### RECORDS

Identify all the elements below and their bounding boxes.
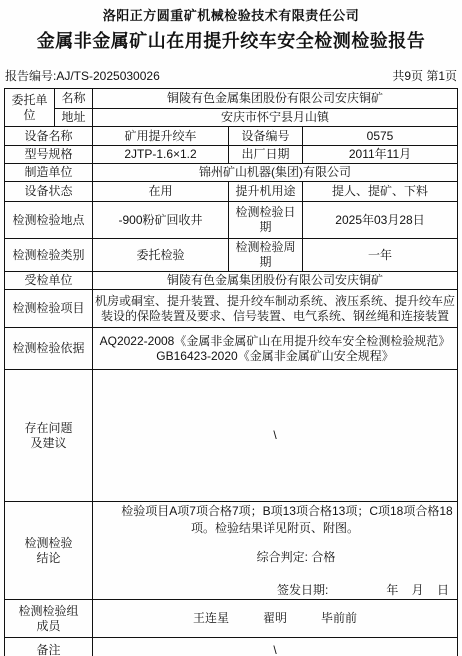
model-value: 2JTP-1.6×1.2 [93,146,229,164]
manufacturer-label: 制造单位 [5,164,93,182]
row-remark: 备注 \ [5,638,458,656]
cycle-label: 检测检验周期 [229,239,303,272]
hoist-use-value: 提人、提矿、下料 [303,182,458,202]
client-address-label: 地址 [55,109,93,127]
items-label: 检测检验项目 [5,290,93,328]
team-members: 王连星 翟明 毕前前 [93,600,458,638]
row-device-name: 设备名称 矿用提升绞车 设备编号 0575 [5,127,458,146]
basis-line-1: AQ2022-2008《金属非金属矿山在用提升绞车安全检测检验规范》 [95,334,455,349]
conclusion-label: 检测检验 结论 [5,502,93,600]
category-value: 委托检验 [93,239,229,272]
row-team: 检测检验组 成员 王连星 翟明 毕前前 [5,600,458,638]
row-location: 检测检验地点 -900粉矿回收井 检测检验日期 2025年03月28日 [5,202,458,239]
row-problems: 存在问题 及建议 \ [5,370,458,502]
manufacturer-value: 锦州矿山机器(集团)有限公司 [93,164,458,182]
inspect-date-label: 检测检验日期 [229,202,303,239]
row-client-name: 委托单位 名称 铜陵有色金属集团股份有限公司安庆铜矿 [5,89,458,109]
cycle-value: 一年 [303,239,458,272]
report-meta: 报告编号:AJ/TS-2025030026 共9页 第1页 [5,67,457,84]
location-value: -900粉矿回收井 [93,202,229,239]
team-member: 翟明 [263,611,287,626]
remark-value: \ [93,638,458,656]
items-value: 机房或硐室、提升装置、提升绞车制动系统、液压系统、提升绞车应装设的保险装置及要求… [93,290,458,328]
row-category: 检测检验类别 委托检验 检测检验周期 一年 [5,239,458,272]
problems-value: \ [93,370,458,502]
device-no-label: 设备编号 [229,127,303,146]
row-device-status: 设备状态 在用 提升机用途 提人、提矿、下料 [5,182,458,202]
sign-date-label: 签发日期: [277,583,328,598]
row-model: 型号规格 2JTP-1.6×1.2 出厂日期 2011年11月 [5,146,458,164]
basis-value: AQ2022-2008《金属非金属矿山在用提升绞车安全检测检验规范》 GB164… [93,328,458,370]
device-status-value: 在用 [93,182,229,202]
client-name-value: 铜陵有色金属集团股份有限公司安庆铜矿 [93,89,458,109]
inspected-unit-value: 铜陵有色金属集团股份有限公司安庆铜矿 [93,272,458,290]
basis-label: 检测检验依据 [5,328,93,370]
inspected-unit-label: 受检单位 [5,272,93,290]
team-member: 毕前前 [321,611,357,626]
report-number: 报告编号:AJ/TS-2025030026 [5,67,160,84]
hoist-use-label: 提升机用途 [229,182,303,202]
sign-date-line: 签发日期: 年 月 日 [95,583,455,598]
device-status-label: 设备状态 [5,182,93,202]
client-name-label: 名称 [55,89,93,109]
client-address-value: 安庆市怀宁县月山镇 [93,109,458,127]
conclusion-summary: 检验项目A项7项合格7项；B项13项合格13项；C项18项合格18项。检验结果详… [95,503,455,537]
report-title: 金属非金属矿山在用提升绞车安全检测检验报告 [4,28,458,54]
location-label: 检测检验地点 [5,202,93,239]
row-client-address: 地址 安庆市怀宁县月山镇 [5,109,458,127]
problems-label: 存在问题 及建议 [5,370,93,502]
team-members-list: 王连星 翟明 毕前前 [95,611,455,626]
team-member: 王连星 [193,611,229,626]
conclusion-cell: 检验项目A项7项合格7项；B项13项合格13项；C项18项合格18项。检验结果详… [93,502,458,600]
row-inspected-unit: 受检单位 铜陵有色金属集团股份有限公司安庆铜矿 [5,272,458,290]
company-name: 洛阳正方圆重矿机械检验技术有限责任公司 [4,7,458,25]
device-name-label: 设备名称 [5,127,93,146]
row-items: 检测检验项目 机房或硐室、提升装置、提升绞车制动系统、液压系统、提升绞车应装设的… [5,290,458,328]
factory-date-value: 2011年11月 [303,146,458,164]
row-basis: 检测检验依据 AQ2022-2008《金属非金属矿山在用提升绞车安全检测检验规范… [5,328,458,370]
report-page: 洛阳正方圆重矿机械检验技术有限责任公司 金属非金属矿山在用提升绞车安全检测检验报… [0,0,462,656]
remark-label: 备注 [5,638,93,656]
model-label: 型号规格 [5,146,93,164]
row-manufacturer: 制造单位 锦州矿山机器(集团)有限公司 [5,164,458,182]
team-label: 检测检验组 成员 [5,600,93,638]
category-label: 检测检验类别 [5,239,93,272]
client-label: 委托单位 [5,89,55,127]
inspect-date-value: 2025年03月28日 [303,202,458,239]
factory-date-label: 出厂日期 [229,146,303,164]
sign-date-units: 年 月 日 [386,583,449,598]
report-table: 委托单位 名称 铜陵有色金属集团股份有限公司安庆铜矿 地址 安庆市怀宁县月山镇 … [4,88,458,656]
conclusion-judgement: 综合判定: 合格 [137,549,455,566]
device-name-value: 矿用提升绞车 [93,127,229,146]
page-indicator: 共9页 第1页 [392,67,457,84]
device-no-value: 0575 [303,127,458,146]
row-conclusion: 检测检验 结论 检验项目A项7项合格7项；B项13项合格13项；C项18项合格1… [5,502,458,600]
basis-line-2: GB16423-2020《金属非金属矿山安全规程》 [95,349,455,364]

### THE TASK
Rewrite all the entries above, replacing "一年" with "半年" and leaving everything else unchanged. Omit the pictures.

### EXPECTED ANSWER
Identify all the elements below and their bounding boxes.
model-value: 2JTP-1.6×1.2 [93,146,229,164]
manufacturer-label: 制造单位 [5,164,93,182]
row-remark: 备注 \ [5,638,458,656]
cycle-label: 检测检验周期 [229,239,303,272]
hoist-use-value: 提人、提矿、下料 [303,182,458,202]
client-address-label: 地址 [55,109,93,127]
items-label: 检测检验项目 [5,290,93,328]
team-members: 王连星 翟明 毕前前 [93,600,458,638]
row-device-name: 设备名称 矿用提升绞车 设备编号 0575 [5,127,458,146]
basis-line-1: AQ2022-2008《金属非金属矿山在用提升绞车安全检测检验规范》 [95,334,455,349]
conclusion-label: 检测检验 结论 [5,502,93,600]
category-value: 委托检验 [93,239,229,272]
row-team: 检测检验组 成员 王连星 翟明 毕前前 [5,600,458,638]
row-location: 检测检验地点 -900粉矿回收井 检测检验日期 2025年03月28日 [5,202,458,239]
row-problems: 存在问题 及建议 \ [5,370,458,502]
manufacturer-value: 锦州矿山机器(集团)有限公司 [93,164,458,182]
inspect-date-label: 检测检验日期 [229,202,303,239]
row-client-name: 委托单位 名称 铜陵有色金属集团股份有限公司安庆铜矿 [5,89,458,109]
cycle-value: 半年 [303,239,458,272]
report-meta: 报告编号:AJ/TS-2025030026 共9页 第1页 [5,67,457,84]
location-value: -900粉矿回收井 [93,202,229,239]
team-member: 翟明 [263,611,287,626]
remark-value: \ [93,638,458,656]
items-value: 机房或硐室、提升装置、提升绞车制动系统、液压系统、提升绞车应装设的保险装置及要求… [93,290,458,328]
row-category: 检测检验类别 委托检验 检测检验周期 半年 [5,239,458,272]
problems-value: \ [93,370,458,502]
device-no-label: 设备编号 [229,127,303,146]
row-device-status: 设备状态 在用 提升机用途 提人、提矿、下料 [5,182,458,202]
sign-date-label: 签发日期: [277,583,328,598]
row-model: 型号规格 2JTP-1.6×1.2 出厂日期 2011年11月 [5,146,458,164]
basis-value: AQ2022-2008《金属非金属矿山在用提升绞车安全检测检验规范》 GB164… [93,328,458,370]
device-status-value: 在用 [93,182,229,202]
client-name-value: 铜陵有色金属集团股份有限公司安庆铜矿 [93,89,458,109]
inspected-unit-value: 铜陵有色金属集团股份有限公司安庆铜矿 [93,272,458,290]
basis-label: 检测检验依据 [5,328,93,370]
inspected-unit-label: 受检单位 [5,272,93,290]
team-member: 毕前前 [321,611,357,626]
report-number: 报告编号:AJ/TS-2025030026 [5,67,160,84]
hoist-use-label: 提升机用途 [229,182,303,202]
sign-date-line: 签发日期: 年 月 日 [95,583,455,598]
device-status-label: 设备状态 [5,182,93,202]
client-name-label: 名称 [55,89,93,109]
client-address-value: 安庆市怀宁县月山镇 [93,109,458,127]
conclusion-summary: 检验项目A项7项合格7项；B项13项合格13项；C项18项合格18项。检验结果详… [95,503,455,537]
report-title: 金属非金属矿山在用提升绞车安全检测检验报告 [4,28,458,54]
location-label: 检测检验地点 [5,202,93,239]
row-client-address: 地址 安庆市怀宁县月山镇 [5,109,458,127]
problems-label: 存在问题 及建议 [5,370,93,502]
team-members-list: 王连星 翟明 毕前前 [95,611,455,626]
team-member: 王连星 [193,611,229,626]
conclusion-cell: 检验项目A项7项合格7项；B项13项合格13项；C项18项合格18项。检验结果详… [93,502,458,600]
row-inspected-unit: 受检单位 铜陵有色金属集团股份有限公司安庆铜矿 [5,272,458,290]
company-name: 洛阳正方圆重矿机械检验技术有限责任公司 [4,7,458,25]
device-name-label: 设备名称 [5,127,93,146]
row-items: 检测检验项目 机房或硐室、提升装置、提升绞车制动系统、液压系统、提升绞车应装设的… [5,290,458,328]
factory-date-value: 2011年11月 [303,146,458,164]
row-basis: 检测检验依据 AQ2022-2008《金属非金属矿山在用提升绞车安全检测检验规范… [5,328,458,370]
report-page: 洛阳正方圆重矿机械检验技术有限责任公司 金属非金属矿山在用提升绞车安全检测检验报… [0,0,462,656]
remark-label: 备注 [5,638,93,656]
model-label: 型号规格 [5,146,93,164]
row-manufacturer: 制造单位 锦州矿山机器(集团)有限公司 [5,164,458,182]
team-label: 检测检验组 成员 [5,600,93,638]
category-label: 检测检验类别 [5,239,93,272]
client-label: 委托单位 [5,89,55,127]
inspect-date-value: 2025年03月28日 [303,202,458,239]
factory-date-label: 出厂日期 [229,146,303,164]
sign-date-units: 年 月 日 [386,583,449,598]
report-table: 委托单位 名称 铜陵有色金属集团股份有限公司安庆铜矿 地址 安庆市怀宁县月山镇 … [4,88,458,656]
conclusion-judgement: 综合判定: 合格 [137,549,455,566]
device-name-value: 矿用提升绞车 [93,127,229,146]
page-indicator: 共9页 第1页 [392,67,457,84]
device-no-value: 0575 [303,127,458,146]
row-conclusion: 检测检验 结论 检验项目A项7项合格7项；B项13项合格13项；C项18项合格1… [5,502,458,600]
basis-line-2: GB16423-2020《金属非金属矿山安全规程》 [95,349,455,364]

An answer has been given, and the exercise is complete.